┌─ Data for this exercise
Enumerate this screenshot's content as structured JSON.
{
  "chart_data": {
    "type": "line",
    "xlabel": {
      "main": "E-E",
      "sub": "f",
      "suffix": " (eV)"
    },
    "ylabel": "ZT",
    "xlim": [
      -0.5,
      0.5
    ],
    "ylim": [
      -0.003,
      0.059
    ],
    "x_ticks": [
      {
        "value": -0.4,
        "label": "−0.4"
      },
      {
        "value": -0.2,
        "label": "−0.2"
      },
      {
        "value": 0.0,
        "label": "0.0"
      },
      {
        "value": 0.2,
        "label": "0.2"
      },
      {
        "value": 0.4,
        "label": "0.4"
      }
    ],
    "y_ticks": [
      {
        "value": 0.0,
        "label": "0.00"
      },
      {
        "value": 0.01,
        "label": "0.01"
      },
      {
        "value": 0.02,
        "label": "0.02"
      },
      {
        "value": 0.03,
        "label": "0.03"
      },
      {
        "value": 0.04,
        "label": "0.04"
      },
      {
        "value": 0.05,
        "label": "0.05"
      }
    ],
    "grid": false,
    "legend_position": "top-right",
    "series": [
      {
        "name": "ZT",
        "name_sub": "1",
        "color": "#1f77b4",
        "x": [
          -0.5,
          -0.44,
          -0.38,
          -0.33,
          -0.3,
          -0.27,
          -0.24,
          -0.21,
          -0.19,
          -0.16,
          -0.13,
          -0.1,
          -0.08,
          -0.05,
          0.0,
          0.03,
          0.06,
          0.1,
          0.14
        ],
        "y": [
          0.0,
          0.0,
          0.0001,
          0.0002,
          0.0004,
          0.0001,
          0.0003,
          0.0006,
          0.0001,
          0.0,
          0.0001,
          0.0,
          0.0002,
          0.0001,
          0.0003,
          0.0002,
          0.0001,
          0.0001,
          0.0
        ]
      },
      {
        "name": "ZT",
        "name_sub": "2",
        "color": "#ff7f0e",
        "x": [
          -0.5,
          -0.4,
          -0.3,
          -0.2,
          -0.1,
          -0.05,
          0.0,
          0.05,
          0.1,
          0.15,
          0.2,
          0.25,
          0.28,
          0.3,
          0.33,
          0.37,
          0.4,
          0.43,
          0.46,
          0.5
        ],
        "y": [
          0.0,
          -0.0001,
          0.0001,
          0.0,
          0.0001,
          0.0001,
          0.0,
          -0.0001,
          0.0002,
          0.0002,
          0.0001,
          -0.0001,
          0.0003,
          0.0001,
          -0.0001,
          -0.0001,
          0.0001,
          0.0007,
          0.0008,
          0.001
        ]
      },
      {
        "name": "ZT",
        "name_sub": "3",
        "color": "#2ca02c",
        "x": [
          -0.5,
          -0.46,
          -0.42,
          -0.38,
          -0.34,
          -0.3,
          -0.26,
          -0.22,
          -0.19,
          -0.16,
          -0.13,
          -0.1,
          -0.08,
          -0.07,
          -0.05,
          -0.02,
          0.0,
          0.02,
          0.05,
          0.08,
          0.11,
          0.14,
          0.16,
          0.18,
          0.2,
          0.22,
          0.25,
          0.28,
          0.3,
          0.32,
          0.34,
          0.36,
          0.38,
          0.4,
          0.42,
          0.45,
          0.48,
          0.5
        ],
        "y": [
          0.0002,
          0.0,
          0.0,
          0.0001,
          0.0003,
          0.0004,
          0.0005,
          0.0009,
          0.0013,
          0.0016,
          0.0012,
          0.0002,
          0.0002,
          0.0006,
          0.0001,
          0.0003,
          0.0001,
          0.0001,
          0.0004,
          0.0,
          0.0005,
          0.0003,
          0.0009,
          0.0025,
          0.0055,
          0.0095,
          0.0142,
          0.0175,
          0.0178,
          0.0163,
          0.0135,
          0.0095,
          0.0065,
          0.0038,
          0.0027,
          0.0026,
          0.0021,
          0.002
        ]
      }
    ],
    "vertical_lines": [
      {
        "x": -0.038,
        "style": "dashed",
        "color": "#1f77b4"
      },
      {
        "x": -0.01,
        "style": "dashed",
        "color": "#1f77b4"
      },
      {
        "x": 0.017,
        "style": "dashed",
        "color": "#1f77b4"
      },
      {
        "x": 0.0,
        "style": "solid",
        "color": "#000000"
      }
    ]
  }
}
└─
Give only the number of lines in the material above that include the word "color".

7